**Problem to solve**
Extract each line from the entries below that has the string "file" in it.

**Data rows**
+++
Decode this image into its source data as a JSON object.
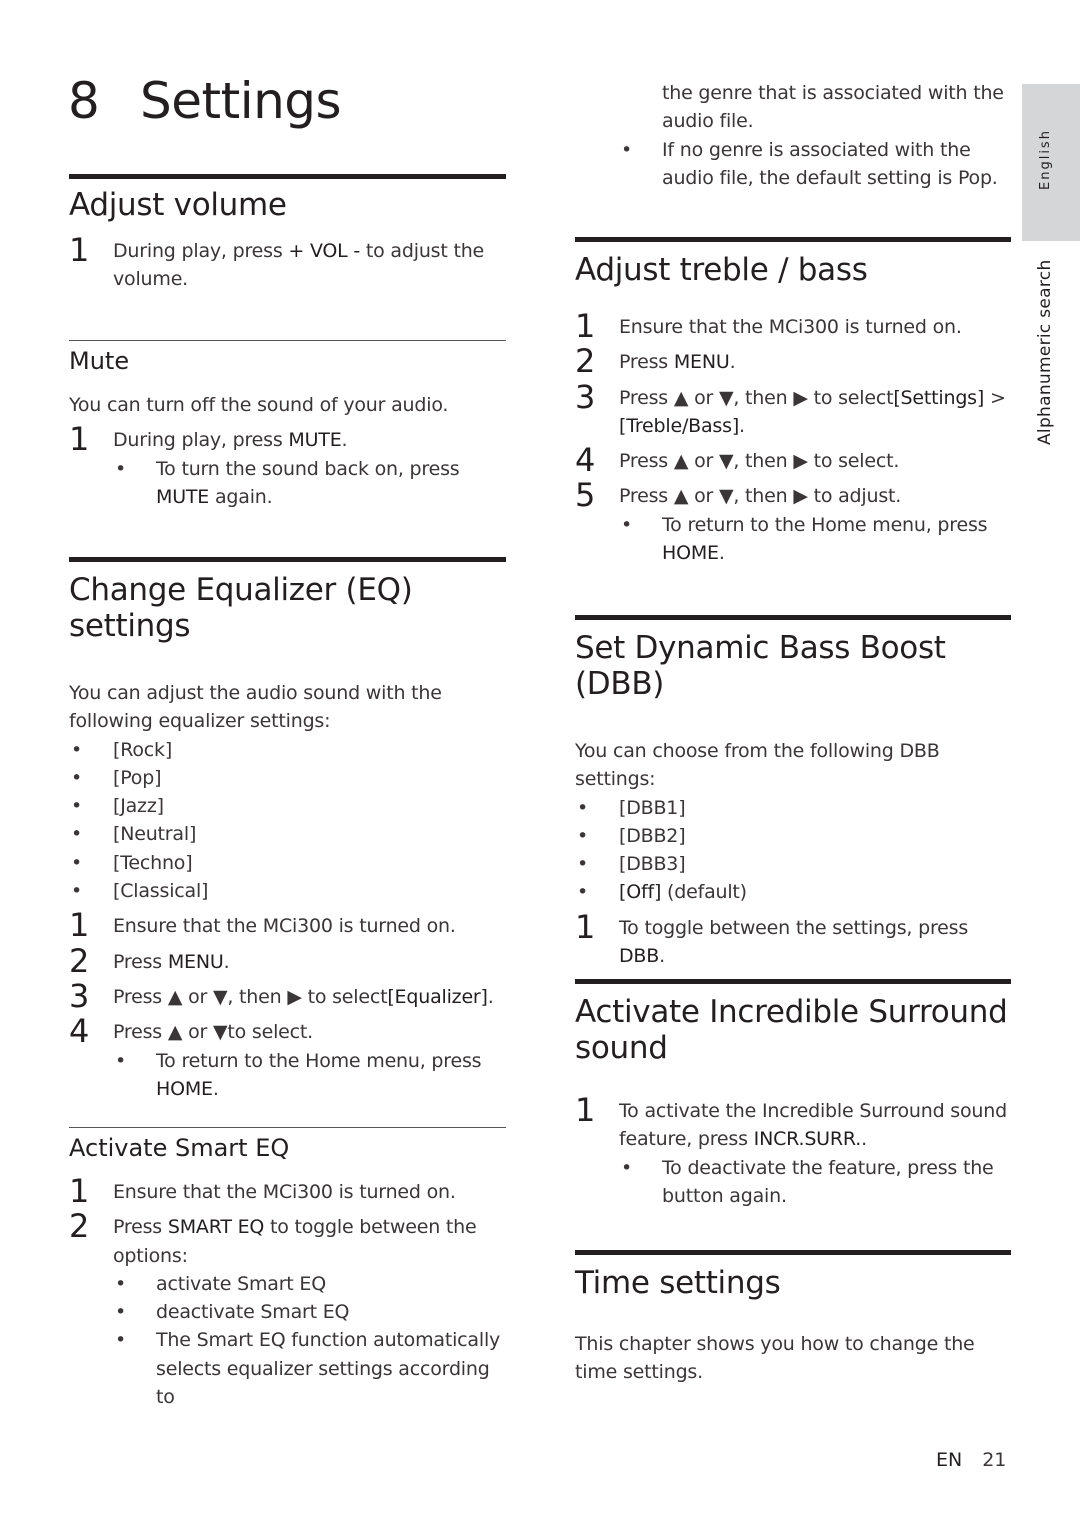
{
  "chapter": {
    "number": "8",
    "title": "Settings"
  },
  "side_tabs": {
    "language": "English",
    "section": "Alphanumeric search"
  },
  "footer": {
    "lang": "EN",
    "page": "21"
  },
  "adjust_volume": {
    "title": "Adjust volume",
    "steps": [
      {
        "n": "1",
        "pre": "During play, press ",
        "kw": "+ VOL -",
        "post": " to adjust the volume."
      }
    ]
  },
  "mute": {
    "title": "Mute",
    "intro": "You can turn off the sound of your audio.",
    "step": {
      "n": "1",
      "pre": "During play, press ",
      "kw": "MUTE",
      "post": "."
    },
    "bullet": {
      "pre": "To turn the sound back on, press ",
      "kw": "MUTE",
      "post": " again."
    }
  },
  "eq": {
    "title": "Change Equalizer (EQ) settings",
    "intro": "You can adjust the audio sound with the following equalizer settings:",
    "options": [
      "[Rock]",
      "[Pop]",
      "[Jazz]",
      "[Neutral]",
      "[Techno]",
      "[Classical]"
    ],
    "steps": [
      {
        "n": "1",
        "text": "Ensure that the MCi300 is turned on."
      },
      {
        "n": "2",
        "pre": "Press ",
        "kw": "MENU",
        "post": "."
      },
      {
        "n": "3",
        "pre": "Press ▲ or ▼, then ▶ to select",
        "kw": "[Equalizer]",
        "post": "."
      },
      {
        "n": "4",
        "text": "Press ▲ or ▼to select."
      }
    ],
    "bullet": {
      "pre": "To return to the Home menu, press ",
      "kw": "HOME",
      "post": "."
    }
  },
  "smart_eq": {
    "title": "Activate Smart EQ",
    "steps": [
      {
        "n": "1",
        "text": "Ensure that the MCi300 is turned on."
      },
      {
        "n": "2",
        "pre": "Press ",
        "kw": "SMART EQ",
        "post": " to toggle between the options:"
      }
    ],
    "bullets": [
      "activate Smart EQ",
      "deactivate Smart EQ",
      "The Smart EQ function automatically selects equalizer settings according to"
    ]
  },
  "smart_eq_cont": {
    "continuation": "the genre that is associated with the audio file.",
    "bullet": "If no genre is associated with the audio file, the default setting is Pop."
  },
  "treble_bass": {
    "title": "Adjust treble / bass",
    "steps": [
      {
        "n": "1",
        "text": "Ensure that the MCi300 is turned on."
      },
      {
        "n": "2",
        "pre": "Press ",
        "kw": "MENU",
        "post": "."
      },
      {
        "n": "3",
        "pre": "Press ▲ or ▼, then ▶ to select",
        "kw": "[Settings]",
        "mid": " > ",
        "kw2": "[Treble/Bass]",
        "post": "."
      },
      {
        "n": "4",
        "text": "Press ▲ or ▼, then ▶ to select."
      },
      {
        "n": "5",
        "text": "Press ▲ or ▼, then ▶ to adjust."
      }
    ],
    "bullet": {
      "pre": "To return to the Home menu, press ",
      "kw": "HOME",
      "post": "."
    }
  },
  "dbb": {
    "title": "Set Dynamic Bass Boost (DBB)",
    "intro": "You can choose from the following DBB settings:",
    "options": [
      "[DBB1]",
      "[DBB2]",
      "[DBB3]"
    ],
    "off_option": {
      "kw": "[Off]",
      "post": " (default)"
    },
    "step": {
      "n": "1",
      "pre": "To toggle between the settings, press ",
      "kw": "DBB",
      "post": "."
    }
  },
  "surround": {
    "title": "Activate Incredible Surround sound",
    "step": {
      "n": "1",
      "pre": "To activate the Incredible Surround sound feature, press ",
      "kw": "INCR.SURR.",
      "post": "."
    },
    "bullet": "To deactivate the feature, press the button again."
  },
  "time": {
    "title": "Time settings",
    "intro": "This chapter shows you how to change the time settings."
  },
  "bullet_glyph": "•"
}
+++
**Solution for this problem**
    "continuation": "the genre that is associated with the audio file.",
    "bullet": "If no genre is associated with the audio file, the default setting is Pop."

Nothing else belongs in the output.